• _Exercise input_:
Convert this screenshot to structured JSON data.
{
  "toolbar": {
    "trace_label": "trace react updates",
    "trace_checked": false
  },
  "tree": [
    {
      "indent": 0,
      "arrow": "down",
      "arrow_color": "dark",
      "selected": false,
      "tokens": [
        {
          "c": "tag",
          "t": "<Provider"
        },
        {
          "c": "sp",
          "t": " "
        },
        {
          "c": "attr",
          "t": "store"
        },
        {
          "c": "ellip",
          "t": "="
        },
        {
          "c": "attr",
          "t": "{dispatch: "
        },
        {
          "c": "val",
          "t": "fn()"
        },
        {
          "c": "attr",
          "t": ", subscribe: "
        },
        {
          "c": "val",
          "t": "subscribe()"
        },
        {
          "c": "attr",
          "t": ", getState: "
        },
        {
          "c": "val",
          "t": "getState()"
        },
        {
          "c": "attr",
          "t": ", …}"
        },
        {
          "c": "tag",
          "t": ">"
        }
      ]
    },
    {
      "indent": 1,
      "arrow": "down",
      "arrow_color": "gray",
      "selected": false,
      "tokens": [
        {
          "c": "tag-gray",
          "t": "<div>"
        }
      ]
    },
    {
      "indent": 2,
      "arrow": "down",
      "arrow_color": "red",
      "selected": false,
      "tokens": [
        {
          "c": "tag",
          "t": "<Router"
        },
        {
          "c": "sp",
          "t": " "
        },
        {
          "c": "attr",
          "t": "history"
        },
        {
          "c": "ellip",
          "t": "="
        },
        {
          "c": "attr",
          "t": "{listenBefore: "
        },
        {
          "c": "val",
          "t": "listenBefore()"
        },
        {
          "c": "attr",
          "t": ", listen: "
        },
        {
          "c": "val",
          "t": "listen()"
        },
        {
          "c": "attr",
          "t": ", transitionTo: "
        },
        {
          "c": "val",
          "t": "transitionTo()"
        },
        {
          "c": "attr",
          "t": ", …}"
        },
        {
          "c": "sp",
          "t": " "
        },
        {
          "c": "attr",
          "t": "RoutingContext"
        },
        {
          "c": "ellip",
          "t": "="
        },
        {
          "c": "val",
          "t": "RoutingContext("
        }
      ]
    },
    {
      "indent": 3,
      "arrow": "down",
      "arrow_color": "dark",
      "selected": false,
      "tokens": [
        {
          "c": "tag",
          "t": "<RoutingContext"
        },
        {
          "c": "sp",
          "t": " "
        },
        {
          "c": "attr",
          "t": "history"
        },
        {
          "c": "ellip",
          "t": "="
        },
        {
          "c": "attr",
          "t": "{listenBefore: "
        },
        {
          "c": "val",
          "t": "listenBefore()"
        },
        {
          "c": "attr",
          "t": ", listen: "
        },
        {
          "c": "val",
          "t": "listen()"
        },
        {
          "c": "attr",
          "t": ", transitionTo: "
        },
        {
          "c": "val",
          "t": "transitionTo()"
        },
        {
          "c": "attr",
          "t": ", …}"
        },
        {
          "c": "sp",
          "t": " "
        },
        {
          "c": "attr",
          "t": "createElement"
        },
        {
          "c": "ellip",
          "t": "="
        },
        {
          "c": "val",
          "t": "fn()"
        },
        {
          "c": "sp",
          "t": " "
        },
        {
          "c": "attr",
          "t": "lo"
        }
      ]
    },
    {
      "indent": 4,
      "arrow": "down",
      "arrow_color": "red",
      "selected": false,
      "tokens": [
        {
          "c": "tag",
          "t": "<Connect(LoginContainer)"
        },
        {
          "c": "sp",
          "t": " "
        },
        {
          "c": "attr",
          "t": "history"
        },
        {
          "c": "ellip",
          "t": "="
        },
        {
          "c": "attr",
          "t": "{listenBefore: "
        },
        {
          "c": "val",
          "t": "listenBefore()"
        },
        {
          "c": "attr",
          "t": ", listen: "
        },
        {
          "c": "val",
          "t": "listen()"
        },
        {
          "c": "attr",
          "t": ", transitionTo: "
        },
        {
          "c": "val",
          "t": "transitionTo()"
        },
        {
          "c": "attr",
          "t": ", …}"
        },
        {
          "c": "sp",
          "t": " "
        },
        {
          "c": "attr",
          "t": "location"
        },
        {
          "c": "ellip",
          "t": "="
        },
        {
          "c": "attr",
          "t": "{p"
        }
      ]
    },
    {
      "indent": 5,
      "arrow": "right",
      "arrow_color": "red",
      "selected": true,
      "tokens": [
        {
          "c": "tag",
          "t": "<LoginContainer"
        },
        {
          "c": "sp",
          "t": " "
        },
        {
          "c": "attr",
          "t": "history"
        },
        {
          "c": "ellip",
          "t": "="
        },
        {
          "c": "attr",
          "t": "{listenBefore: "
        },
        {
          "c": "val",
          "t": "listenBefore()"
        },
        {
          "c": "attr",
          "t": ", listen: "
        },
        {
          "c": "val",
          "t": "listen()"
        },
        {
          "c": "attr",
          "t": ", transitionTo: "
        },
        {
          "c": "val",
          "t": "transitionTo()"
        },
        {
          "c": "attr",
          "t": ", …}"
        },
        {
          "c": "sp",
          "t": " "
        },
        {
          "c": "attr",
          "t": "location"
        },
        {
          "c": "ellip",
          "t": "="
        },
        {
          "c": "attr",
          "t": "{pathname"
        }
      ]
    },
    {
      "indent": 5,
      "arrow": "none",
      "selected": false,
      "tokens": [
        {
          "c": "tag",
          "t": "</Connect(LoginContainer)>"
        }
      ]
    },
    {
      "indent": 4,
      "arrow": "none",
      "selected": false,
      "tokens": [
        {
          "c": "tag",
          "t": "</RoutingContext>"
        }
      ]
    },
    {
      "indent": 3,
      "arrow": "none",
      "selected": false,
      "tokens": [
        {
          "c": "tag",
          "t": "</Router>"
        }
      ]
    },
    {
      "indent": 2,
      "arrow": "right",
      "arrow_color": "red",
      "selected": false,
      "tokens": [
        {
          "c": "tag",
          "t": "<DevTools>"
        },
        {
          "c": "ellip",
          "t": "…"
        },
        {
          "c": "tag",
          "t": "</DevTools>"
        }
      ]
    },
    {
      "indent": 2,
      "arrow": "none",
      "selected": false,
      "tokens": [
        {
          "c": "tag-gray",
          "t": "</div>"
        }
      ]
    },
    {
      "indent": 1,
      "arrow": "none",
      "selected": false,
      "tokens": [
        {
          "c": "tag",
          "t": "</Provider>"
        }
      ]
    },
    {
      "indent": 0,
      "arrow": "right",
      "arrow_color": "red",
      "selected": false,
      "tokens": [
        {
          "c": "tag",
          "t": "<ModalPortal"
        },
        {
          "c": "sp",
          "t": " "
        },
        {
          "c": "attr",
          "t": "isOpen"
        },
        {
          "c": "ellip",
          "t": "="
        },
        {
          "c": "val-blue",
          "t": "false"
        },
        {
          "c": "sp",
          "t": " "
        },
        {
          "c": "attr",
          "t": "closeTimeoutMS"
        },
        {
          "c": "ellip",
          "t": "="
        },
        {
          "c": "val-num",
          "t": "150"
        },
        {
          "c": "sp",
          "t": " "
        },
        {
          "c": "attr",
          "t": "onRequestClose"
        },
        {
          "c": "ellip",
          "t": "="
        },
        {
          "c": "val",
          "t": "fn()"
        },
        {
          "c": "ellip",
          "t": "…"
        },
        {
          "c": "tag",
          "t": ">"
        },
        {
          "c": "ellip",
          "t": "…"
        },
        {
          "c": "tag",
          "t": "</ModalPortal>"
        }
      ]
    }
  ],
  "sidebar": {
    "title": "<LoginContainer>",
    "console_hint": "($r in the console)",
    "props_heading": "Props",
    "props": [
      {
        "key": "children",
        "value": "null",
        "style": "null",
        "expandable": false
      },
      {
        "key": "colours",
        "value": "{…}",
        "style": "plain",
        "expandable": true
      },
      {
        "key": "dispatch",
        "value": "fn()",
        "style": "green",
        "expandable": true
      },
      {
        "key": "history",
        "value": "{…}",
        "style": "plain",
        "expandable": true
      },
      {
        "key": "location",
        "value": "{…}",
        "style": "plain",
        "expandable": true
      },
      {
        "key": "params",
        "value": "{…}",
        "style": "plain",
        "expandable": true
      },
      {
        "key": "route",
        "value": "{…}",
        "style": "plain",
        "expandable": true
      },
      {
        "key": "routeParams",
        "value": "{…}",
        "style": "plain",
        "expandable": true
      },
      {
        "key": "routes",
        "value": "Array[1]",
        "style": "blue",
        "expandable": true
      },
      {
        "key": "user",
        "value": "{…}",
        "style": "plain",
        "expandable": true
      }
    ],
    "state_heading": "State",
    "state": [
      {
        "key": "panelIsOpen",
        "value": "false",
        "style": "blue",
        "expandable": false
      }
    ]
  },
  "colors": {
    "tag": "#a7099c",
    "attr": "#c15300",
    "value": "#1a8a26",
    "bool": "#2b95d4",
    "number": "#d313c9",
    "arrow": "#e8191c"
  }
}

• _The request_: Copy in full each line that holds the word "Connect".

• _Exercise result_:
          "t": "<Connect(LoginContainer)"
          "t": "</Connect(LoginContainer)>"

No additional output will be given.